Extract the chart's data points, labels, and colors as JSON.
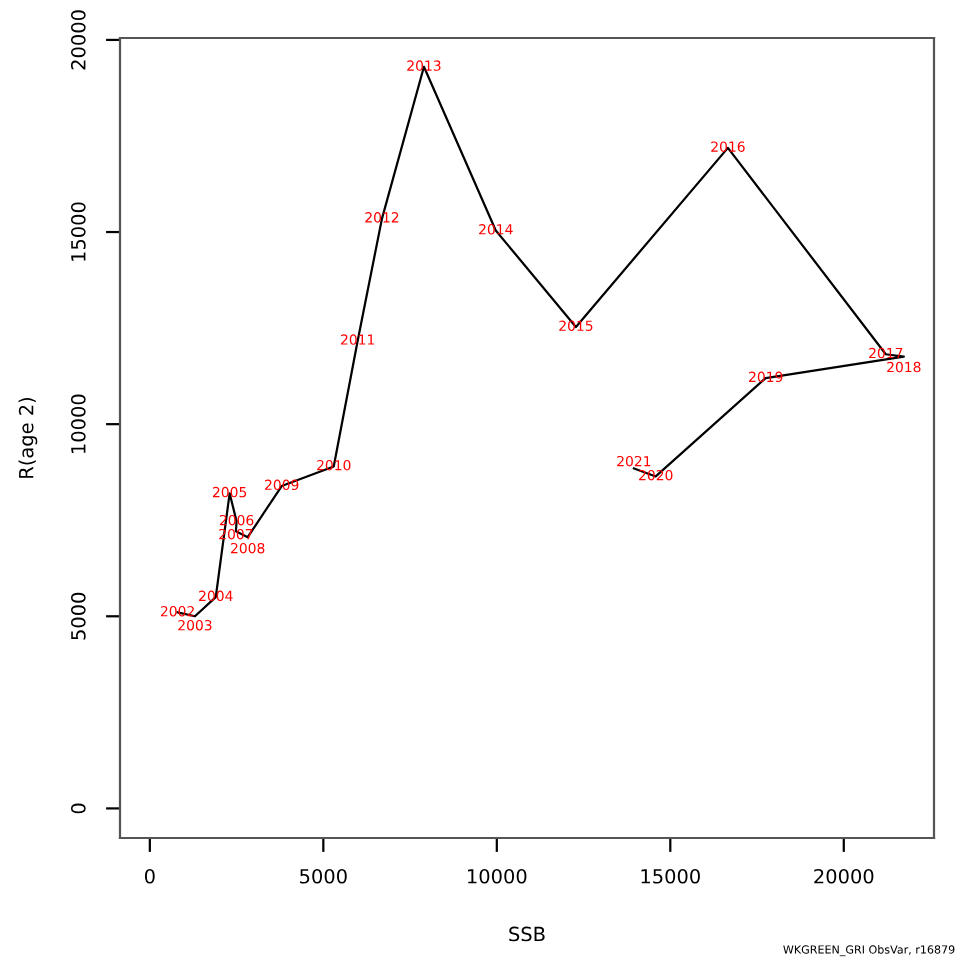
{
  "chart_data": {
    "type": "line",
    "xlabel": "SSB",
    "ylabel": "R(age 2)",
    "x": [
      800,
      1300,
      1900,
      2300,
      2500,
      2480,
      2820,
      3800,
      5300,
      5990,
      6690,
      7900,
      9970,
      12280,
      16660,
      21210,
      21730,
      17750,
      14580,
      13950
    ],
    "series": [
      {
        "color": "#000000",
        "values": [
          5100,
          5000,
          5500,
          8200,
          7470,
          7210,
          7060,
          8390,
          8900,
          12170,
          15350,
          19300,
          15040,
          12530,
          17190,
          11820,
          11760,
          11200,
          8640,
          8850
        ]
      }
    ],
    "xlim": [
      -860,
      22600
    ],
    "ylim": [
      -770,
      20050
    ],
    "xticks": [
      0,
      5000,
      10000,
      15000,
      20000
    ],
    "yticks": [
      0,
      5000,
      10000,
      15000,
      20000
    ],
    "grid": false,
    "marker": "none",
    "line_style": "solid",
    "annotations": [
      {
        "text": "2002",
        "x": 800,
        "y": 5100
      },
      {
        "text": "2003",
        "x": 1300,
        "y": 5000
      },
      {
        "text": "2004",
        "x": 1900,
        "y": 5500
      },
      {
        "text": "2005",
        "x": 2300,
        "y": 8200
      },
      {
        "text": "2006",
        "x": 2500,
        "y": 7470
      },
      {
        "text": "2007",
        "x": 2480,
        "y": 7210
      },
      {
        "text": "2008",
        "x": 2820,
        "y": 7060
      },
      {
        "text": "2009",
        "x": 3800,
        "y": 8390
      },
      {
        "text": "2010",
        "x": 5300,
        "y": 8900
      },
      {
        "text": "2011",
        "x": 5990,
        "y": 12170
      },
      {
        "text": "2012",
        "x": 6690,
        "y": 15350
      },
      {
        "text": "2013",
        "x": 7900,
        "y": 19300
      },
      {
        "text": "2014",
        "x": 9970,
        "y": 15040
      },
      {
        "text": "2015",
        "x": 12280,
        "y": 12530
      },
      {
        "text": "2016",
        "x": 16660,
        "y": 17190
      },
      {
        "text": "2017",
        "x": 21210,
        "y": 11820
      },
      {
        "text": "2018",
        "x": 21730,
        "y": 11760
      },
      {
        "text": "2019",
        "x": 17750,
        "y": 11200
      },
      {
        "text": "2020",
        "x": 14580,
        "y": 8640
      },
      {
        "text": "2021",
        "x": 13950,
        "y": 8850
      },
      "WKGREEN_GRI ObsVar, r16879"
    ]
  }
}
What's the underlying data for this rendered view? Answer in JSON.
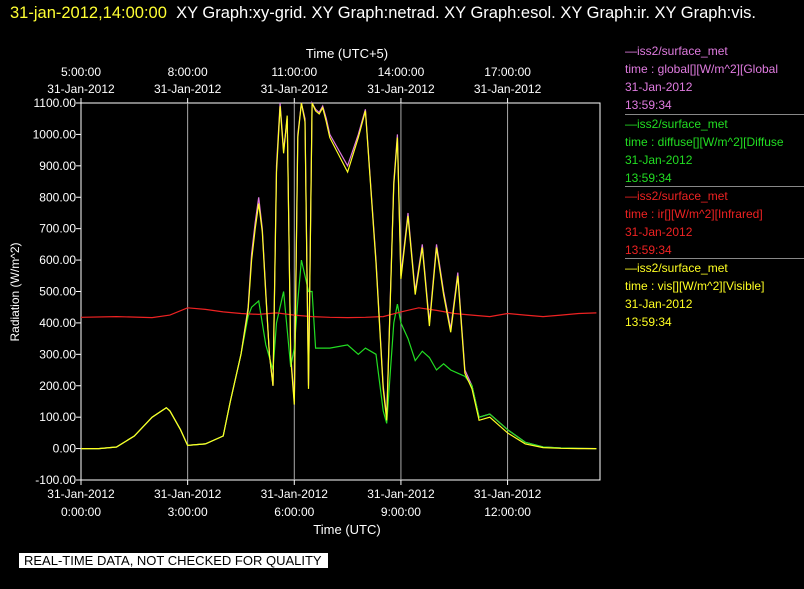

========================================================================

WORK TO BE COMPLETED
The pictures in the entries should be left out; output everything else exactly.

TASK SOLUTION
Extract the chart's data points, labels, and colors as JSON.
{
  "chart_data": {
    "type": "line",
    "xlabel": "SSB",
    "ylabel": "R(age 2)",
    "x": [
      800,
      1300,
      1900,
      2300,
      2500,
      2480,
      2820,
      3800,
      5300,
      5990,
      6690,
      7900,
      9970,
      12280,
      16660,
      21210,
      21730,
      17750,
      14580,
      13950
    ],
    "series": [
      {
        "color": "#000000",
        "values": [
          5100,
          5000,
          5500,
          8200,
          7470,
          7210,
          7060,
          8390,
          8900,
          12170,
          15350,
          19300,
          15040,
          12530,
          17190,
          11820,
          11760,
          11200,
          8640,
          8850
        ]
      }
    ],
    "xlim": [
      -860,
      22600
    ],
    "ylim": [
      -770,
      20050
    ],
    "xticks": [
      0,
      5000,
      10000,
      15000,
      20000
    ],
    "yticks": [
      0,
      5000,
      10000,
      15000,
      20000
    ],
    "grid": false,
    "marker": "none",
    "line_style": "solid",
    "annotations": [
      {
        "text": "2002",
        "x": 800,
        "y": 5100
      },
      {
        "text": "2003",
        "x": 1300,
        "y": 5000
      },
      {
        "text": "2004",
        "x": 1900,
        "y": 5500
      },
      {
        "text": "2005",
        "x": 2300,
        "y": 8200
      },
      {
        "text": "2006",
        "x": 2500,
        "y": 7470
      },
      {
        "text": "2007",
        "x": 2480,
        "y": 7210
      },
      {
        "text": "2008",
        "x": 2820,
        "y": 7060
      },
      {
        "text": "2009",
        "x": 3800,
        "y": 8390
      },
      {
        "text": "2010",
        "x": 5300,
        "y": 8900
      },
      {
        "text": "2011",
        "x": 5990,
        "y": 12170
      },
      {
        "text": "2012",
        "x": 6690,
        "y": 15350
      },
      {
        "text": "2013",
        "x": 7900,
        "y": 19300
      },
      {
        "text": "2014",
        "x": 9970,
        "y": 15040
      },
      {
        "text": "2015",
        "x": 12280,
        "y": 12530
      },
      {
        "text": "2016",
        "x": 16660,
        "y": 17190
      },
      {
        "text": "2017",
        "x": 21210,
        "y": 11820
      },
      {
        "text": "2018",
        "x": 21730,
        "y": 11760
      },
      {
        "text": "2019",
        "x": 17750,
        "y": 11200
      },
      {
        "text": "2020",
        "x": 14580,
        "y": 8640
      },
      {
        "text": "2021",
        "x": 13950,
        "y": 8850
      },
      "WKGREEN_GRI ObsVar, r16879"
    ]
  }
}
What's the underlying data for this rendered view? Answer in JSON.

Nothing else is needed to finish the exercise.